◆ Input for this task ◆
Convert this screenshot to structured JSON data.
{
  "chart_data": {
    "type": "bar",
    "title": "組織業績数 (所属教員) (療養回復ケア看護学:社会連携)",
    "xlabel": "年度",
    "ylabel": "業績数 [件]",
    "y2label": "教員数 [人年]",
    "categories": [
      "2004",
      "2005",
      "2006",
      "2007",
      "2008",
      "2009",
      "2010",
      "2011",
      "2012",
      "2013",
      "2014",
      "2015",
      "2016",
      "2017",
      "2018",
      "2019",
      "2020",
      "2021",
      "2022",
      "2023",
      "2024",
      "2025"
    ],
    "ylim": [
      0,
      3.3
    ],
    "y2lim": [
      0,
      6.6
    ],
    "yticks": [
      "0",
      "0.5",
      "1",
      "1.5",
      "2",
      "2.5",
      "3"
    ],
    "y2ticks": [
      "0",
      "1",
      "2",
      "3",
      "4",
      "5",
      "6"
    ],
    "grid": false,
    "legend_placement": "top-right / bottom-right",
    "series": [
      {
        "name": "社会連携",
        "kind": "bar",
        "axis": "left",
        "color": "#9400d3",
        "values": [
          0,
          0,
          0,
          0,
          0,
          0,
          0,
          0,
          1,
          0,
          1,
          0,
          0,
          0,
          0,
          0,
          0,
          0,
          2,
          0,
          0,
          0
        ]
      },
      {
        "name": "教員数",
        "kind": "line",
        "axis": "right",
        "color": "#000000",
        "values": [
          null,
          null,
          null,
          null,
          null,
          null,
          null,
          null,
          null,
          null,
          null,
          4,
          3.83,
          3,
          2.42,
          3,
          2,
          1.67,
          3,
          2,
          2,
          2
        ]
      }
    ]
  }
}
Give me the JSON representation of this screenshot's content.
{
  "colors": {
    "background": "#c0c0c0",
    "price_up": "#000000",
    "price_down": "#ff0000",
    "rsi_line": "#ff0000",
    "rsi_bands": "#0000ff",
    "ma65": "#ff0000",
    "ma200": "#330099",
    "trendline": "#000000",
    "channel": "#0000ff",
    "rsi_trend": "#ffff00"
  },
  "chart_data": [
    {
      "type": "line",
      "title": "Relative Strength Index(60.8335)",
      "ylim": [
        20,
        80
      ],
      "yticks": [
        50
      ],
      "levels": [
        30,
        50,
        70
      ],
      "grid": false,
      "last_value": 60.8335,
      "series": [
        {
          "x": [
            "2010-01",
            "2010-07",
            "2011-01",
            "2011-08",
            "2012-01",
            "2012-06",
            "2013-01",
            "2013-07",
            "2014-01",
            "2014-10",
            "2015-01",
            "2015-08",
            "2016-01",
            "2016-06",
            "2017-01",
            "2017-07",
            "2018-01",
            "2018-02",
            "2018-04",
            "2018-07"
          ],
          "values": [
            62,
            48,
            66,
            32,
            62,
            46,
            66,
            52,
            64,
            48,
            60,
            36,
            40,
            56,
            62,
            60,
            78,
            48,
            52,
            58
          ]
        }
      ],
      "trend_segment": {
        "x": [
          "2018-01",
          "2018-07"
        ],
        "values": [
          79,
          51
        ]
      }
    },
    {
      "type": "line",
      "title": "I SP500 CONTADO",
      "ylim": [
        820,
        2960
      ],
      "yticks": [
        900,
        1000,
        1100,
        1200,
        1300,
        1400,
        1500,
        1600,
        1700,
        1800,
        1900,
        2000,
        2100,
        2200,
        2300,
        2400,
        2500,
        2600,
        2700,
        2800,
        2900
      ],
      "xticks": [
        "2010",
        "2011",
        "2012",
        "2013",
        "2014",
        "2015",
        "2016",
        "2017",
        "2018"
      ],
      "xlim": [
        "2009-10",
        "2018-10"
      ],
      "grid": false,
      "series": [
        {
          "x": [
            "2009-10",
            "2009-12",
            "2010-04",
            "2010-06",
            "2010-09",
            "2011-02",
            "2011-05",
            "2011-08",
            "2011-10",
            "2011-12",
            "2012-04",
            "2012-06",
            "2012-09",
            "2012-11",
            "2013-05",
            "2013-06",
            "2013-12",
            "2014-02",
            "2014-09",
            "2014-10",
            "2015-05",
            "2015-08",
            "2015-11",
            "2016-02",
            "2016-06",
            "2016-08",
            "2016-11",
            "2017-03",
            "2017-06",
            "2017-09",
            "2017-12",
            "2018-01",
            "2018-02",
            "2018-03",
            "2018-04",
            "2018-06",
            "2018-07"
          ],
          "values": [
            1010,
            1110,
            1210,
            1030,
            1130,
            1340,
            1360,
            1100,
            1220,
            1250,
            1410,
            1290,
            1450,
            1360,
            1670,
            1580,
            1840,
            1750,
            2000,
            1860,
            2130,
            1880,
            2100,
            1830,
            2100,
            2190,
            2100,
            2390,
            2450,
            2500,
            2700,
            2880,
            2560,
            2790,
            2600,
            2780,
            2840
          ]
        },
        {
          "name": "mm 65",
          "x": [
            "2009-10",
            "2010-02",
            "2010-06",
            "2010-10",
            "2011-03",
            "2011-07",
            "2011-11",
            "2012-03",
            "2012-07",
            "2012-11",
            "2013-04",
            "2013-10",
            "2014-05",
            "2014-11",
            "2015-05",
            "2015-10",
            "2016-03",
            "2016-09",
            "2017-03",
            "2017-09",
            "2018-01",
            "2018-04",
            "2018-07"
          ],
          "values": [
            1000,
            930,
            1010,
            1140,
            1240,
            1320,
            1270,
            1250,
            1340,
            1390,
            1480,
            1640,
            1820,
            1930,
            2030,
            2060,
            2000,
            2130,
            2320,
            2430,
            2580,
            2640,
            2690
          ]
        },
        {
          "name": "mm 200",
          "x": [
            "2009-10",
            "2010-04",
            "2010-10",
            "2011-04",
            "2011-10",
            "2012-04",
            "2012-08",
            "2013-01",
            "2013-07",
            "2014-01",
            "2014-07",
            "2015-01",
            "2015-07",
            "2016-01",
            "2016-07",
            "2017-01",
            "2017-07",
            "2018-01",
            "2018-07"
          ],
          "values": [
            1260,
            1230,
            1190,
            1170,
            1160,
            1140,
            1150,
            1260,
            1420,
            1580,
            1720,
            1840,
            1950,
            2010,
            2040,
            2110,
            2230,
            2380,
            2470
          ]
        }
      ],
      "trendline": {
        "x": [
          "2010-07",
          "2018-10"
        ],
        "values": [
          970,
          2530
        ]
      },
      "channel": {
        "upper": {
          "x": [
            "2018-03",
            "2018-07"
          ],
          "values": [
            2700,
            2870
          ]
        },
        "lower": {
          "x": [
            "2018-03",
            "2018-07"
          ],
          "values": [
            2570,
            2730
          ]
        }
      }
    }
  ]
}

◆ Exercise instructions ◆
Set down the entries verbatim, leaving none out.

◆ Response ◆
Convert this screenshot to structured JSON data.
{
  "chart_data": {
    "type": "bar",
    "title": "組織業績数 (所属教員) (療養回復ケア看護学:社会連携)",
    "xlabel": "年度",
    "ylabel": "業績数 [件]",
    "y2label": "教員数 [人年]",
    "categories": [
      "2004",
      "2005",
      "2006",
      "2007",
      "2008",
      "2009",
      "2010",
      "2011",
      "2012",
      "2013",
      "2014",
      "2015",
      "2016",
      "2017",
      "2018",
      "2019",
      "2020",
      "2021",
      "2022",
      "2023",
      "2024",
      "2025"
    ],
    "ylim": [
      0,
      3.3
    ],
    "y2lim": [
      0,
      6.6
    ],
    "yticks": [
      "0",
      "0.5",
      "1",
      "1.5",
      "2",
      "2.5",
      "3"
    ],
    "y2ticks": [
      "0",
      "1",
      "2",
      "3",
      "4",
      "5",
      "6"
    ],
    "grid": false,
    "legend_placement": "top-right / bottom-right",
    "series": [
      {
        "name": "社会連携",
        "kind": "bar",
        "axis": "left",
        "color": "#9400d3",
        "values": [
          0,
          0,
          0,
          0,
          0,
          0,
          0,
          0,
          1,
          0,
          1,
          0,
          0,
          0,
          0,
          0,
          0,
          0,
          2,
          0,
          0,
          0
        ]
      },
      {
        "name": "教員数",
        "kind": "line",
        "axis": "right",
        "color": "#000000",
        "values": [
          null,
          null,
          null,
          null,
          null,
          null,
          null,
          null,
          null,
          null,
          null,
          4,
          3.83,
          3,
          2.42,
          3,
          2,
          1.67,
          3,
          2,
          2,
          2
        ]
      }
    ]
  }
}
Give me the JSON representation of this screenshot's content.
{
  "colors": {
    "background": "#c0c0c0",
    "price_up": "#000000",
    "price_down": "#ff0000",
    "rsi_line": "#ff0000",
    "rsi_bands": "#0000ff",
    "ma65": "#ff0000",
    "ma200": "#330099",
    "trendline": "#000000",
    "channel": "#0000ff",
    "rsi_trend": "#ffff00"
  },
  "chart_data": [
    {
      "type": "line",
      "title": "Relative Strength Index(60.8335)",
      "ylim": [
        20,
        80
      ],
      "yticks": [
        50
      ],
      "levels": [
        30,
        50,
        70
      ],
      "grid": false,
      "last_value": 60.8335,
      "series": [
        {
          "x": [
            "2010-01",
            "2010-07",
            "2011-01",
            "2011-08",
            "2012-01",
            "2012-06",
            "2013-01",
            "2013-07",
            "2014-01",
            "2014-10",
            "2015-01",
            "2015-08",
            "2016-01",
            "2016-06",
            "2017-01",
            "2017-07",
            "2018-01",
            "2018-02",
            "2018-04",
            "2018-07"
          ],
          "values": [
            62,
            48,
            66,
            32,
            62,
            46,
            66,
            52,
            64,
            48,
            60,
            36,
            40,
            56,
            62,
            60,
            78,
            48,
            52,
            58
          ]
        }
      ],
      "trend_segment": {
        "x": [
          "2018-01",
          "2018-07"
        ],
        "values": [
          79,
          51
        ]
      }
    },
    {
      "type": "line",
      "title": "I SP500 CONTADO",
      "ylim": [
        820,
        2960
      ],
      "yticks": [
        900,
        1000,
        1100,
        1200,
        1300,
        1400,
        1500,
        1600,
        1700,
        1800,
        1900,
        2000,
        2100,
        2200,
        2300,
        2400,
        2500,
        2600,
        2700,
        2800,
        2900
      ],
      "xticks": [
        "2010",
        "2011",
        "2012",
        "2013",
        "2014",
        "2015",
        "2016",
        "2017",
        "2018"
      ],
      "xlim": [
        "2009-10",
        "2018-10"
      ],
      "grid": false,
      "series": [
        {
          "x": [
            "2009-10",
            "2009-12",
            "2010-04",
            "2010-06",
            "2010-09",
            "2011-02",
            "2011-05",
            "2011-08",
            "2011-10",
            "2011-12",
            "2012-04",
            "2012-06",
            "2012-09",
            "2012-11",
            "2013-05",
            "2013-06",
            "2013-12",
            "2014-02",
            "2014-09",
            "2014-10",
            "2015-05",
            "2015-08",
            "2015-11",
            "2016-02",
            "2016-06",
            "2016-08",
            "2016-11",
            "2017-03",
            "2017-06",
            "2017-09",
            "2017-12",
            "2018-01",
            "2018-02",
            "2018-03",
            "2018-04",
            "2018-06",
            "2018-07"
          ],
          "values": [
            1010,
            1110,
            1210,
            1030,
            1130,
            1340,
            1360,
            1100,
            1220,
            1250,
            1410,
            1290,
            1450,
            1360,
            1670,
            1580,
            1840,
            1750,
            2000,
            1860,
            2130,
            1880,
            2100,
            1830,
            2100,
            2190,
            2100,
            2390,
            2450,
            2500,
            2700,
            2880,
            2560,
            2790,
            2600,
            2780,
            2840
          ]
        },
        {
          "name": "mm 65",
          "x": [
            "2009-10",
            "2010-02",
            "2010-06",
            "2010-10",
            "2011-03",
            "2011-07",
            "2011-11",
            "2012-03",
            "2012-07",
            "2012-11",
            "2013-04",
            "2013-10",
            "2014-05",
            "2014-11",
            "2015-05",
            "2015-10",
            "2016-03",
            "2016-09",
            "2017-03",
            "2017-09",
            "2018-01",
            "2018-04",
            "2018-07"
          ],
          "values": [
            1000,
            930,
            1010,
            1140,
            1240,
            1320,
            1270,
            1250,
            1340,
            1390,
            1480,
            1640,
            1820,
            1930,
            2030,
            2060,
            2000,
            2130,
            2320,
            2430,
            2580,
            2640,
            2690
          ]
        },
        {
          "name": "mm 200",
          "x": [
            "2009-10",
            "2010-04",
            "2010-10",
            "2011-04",
            "2011-10",
            "2012-04",
            "2012-08",
            "2013-01",
            "2013-07",
            "2014-01",
            "2014-07",
            "2015-01",
            "2015-07",
            "2016-01",
            "2016-07",
            "2017-01",
            "2017-07",
            "2018-01",
            "2018-07"
          ],
          "values": [
            1260,
            1230,
            1190,
            1170,
            1160,
            1140,
            1150,
            1260,
            1420,
            1580,
            1720,
            1840,
            1950,
            2010,
            2040,
            2110,
            2230,
            2380,
            2470
          ]
        }
      ],
      "trendline": {
        "x": [
          "2010-07",
          "2018-10"
        ],
        "values": [
          970,
          2530
        ]
      },
      "channel": {
        "upper": {
          "x": [
            "2018-03",
            "2018-07"
          ],
          "values": [
            2700,
            2870
          ]
        },
        "lower": {
          "x": [
            "2018-03",
            "2018-07"
          ],
          "values": [
            2570,
            2730
          ]
        }
      }
    }
  ]
}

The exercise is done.